§ **TASK**
Looking at the listing beneath, work out how many lines hold "mengikat" and report only that figure.

◇ ◇ ◇ ◇ ◇

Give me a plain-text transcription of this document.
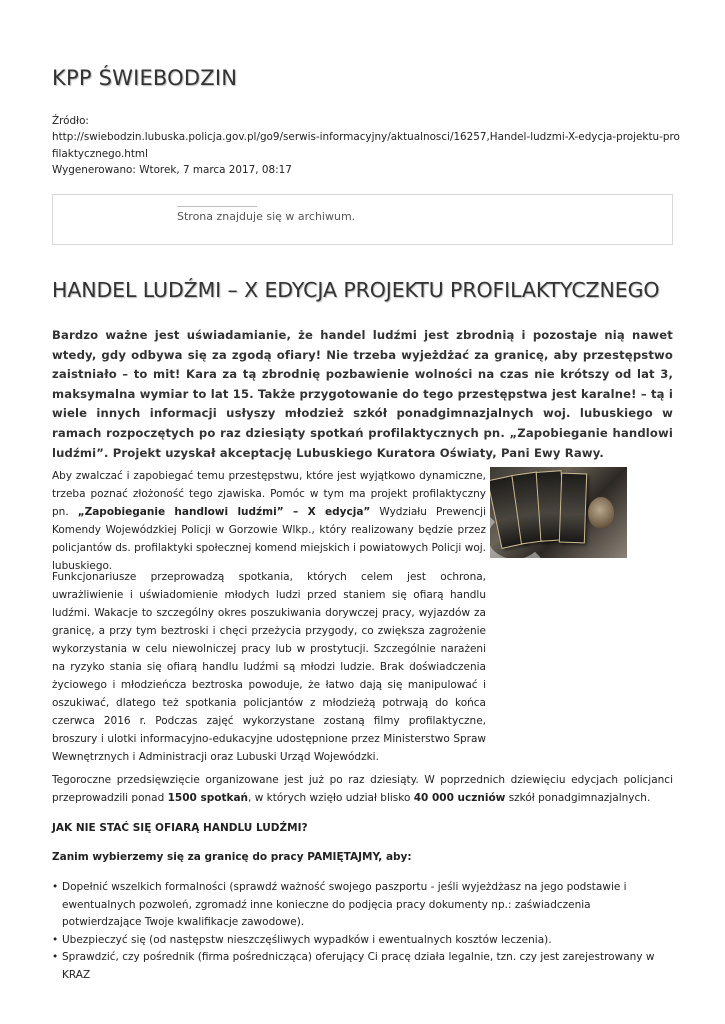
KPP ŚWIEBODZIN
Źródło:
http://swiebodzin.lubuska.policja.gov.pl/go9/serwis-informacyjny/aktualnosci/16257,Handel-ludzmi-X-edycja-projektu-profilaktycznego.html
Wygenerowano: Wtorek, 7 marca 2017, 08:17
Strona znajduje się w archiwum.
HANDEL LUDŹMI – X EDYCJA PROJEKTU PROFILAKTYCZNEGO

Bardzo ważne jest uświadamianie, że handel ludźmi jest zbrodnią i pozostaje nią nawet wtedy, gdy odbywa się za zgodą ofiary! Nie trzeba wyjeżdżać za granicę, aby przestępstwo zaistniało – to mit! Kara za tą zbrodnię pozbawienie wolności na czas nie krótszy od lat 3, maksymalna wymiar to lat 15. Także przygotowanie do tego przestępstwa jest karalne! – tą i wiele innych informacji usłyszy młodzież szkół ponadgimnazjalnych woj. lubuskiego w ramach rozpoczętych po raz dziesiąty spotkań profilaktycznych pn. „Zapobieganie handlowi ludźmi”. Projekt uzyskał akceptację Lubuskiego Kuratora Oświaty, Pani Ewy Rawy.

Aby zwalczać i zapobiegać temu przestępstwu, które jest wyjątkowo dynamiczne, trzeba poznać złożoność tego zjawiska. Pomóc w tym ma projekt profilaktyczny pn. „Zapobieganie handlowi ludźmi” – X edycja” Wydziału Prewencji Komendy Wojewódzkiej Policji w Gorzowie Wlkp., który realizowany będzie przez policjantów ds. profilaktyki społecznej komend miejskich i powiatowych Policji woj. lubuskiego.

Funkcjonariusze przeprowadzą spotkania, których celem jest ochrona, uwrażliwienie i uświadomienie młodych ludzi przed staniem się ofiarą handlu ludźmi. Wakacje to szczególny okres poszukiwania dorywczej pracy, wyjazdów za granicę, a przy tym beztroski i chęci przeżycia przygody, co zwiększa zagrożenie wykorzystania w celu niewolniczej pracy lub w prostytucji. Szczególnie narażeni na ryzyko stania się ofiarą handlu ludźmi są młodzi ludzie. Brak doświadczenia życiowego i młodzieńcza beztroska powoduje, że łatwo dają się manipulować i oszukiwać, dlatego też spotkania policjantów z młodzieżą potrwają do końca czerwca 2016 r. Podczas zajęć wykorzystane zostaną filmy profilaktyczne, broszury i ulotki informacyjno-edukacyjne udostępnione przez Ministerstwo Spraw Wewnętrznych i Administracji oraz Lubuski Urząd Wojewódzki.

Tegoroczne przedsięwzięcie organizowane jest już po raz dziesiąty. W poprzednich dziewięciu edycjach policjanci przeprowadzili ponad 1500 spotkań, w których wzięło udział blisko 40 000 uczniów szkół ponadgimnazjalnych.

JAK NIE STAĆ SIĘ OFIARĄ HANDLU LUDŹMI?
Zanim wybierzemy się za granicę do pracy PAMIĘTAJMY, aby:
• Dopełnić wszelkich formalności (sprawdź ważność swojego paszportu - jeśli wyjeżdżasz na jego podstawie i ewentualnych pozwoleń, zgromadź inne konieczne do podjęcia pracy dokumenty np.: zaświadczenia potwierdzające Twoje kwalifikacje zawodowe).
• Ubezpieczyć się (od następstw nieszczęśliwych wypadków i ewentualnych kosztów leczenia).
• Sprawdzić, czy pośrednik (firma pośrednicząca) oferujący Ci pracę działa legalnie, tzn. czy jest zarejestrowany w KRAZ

◇ ◇ ◇ ◇ ◇

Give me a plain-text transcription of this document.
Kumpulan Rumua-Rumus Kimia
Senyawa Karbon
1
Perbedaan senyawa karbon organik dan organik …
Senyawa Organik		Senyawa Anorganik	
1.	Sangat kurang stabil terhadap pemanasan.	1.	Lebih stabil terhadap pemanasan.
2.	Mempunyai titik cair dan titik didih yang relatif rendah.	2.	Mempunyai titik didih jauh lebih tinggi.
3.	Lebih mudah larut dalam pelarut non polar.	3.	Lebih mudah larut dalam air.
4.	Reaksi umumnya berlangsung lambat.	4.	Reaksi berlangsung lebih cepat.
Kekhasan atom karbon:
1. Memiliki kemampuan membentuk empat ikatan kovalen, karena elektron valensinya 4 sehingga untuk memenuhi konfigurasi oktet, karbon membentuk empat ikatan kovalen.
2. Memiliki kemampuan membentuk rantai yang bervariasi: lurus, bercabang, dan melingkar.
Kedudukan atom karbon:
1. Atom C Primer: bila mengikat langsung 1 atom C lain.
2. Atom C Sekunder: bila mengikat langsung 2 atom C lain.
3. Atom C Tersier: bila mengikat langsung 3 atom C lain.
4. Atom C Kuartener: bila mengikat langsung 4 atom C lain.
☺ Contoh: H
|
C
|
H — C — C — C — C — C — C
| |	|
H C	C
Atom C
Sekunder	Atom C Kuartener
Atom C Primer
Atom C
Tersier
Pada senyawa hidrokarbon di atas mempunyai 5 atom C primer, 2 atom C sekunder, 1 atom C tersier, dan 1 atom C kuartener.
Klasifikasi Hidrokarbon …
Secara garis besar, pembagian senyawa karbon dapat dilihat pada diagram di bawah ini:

◇ ◇ ◇ ◇ ◇

§ **RESULT OF THE TASK**
4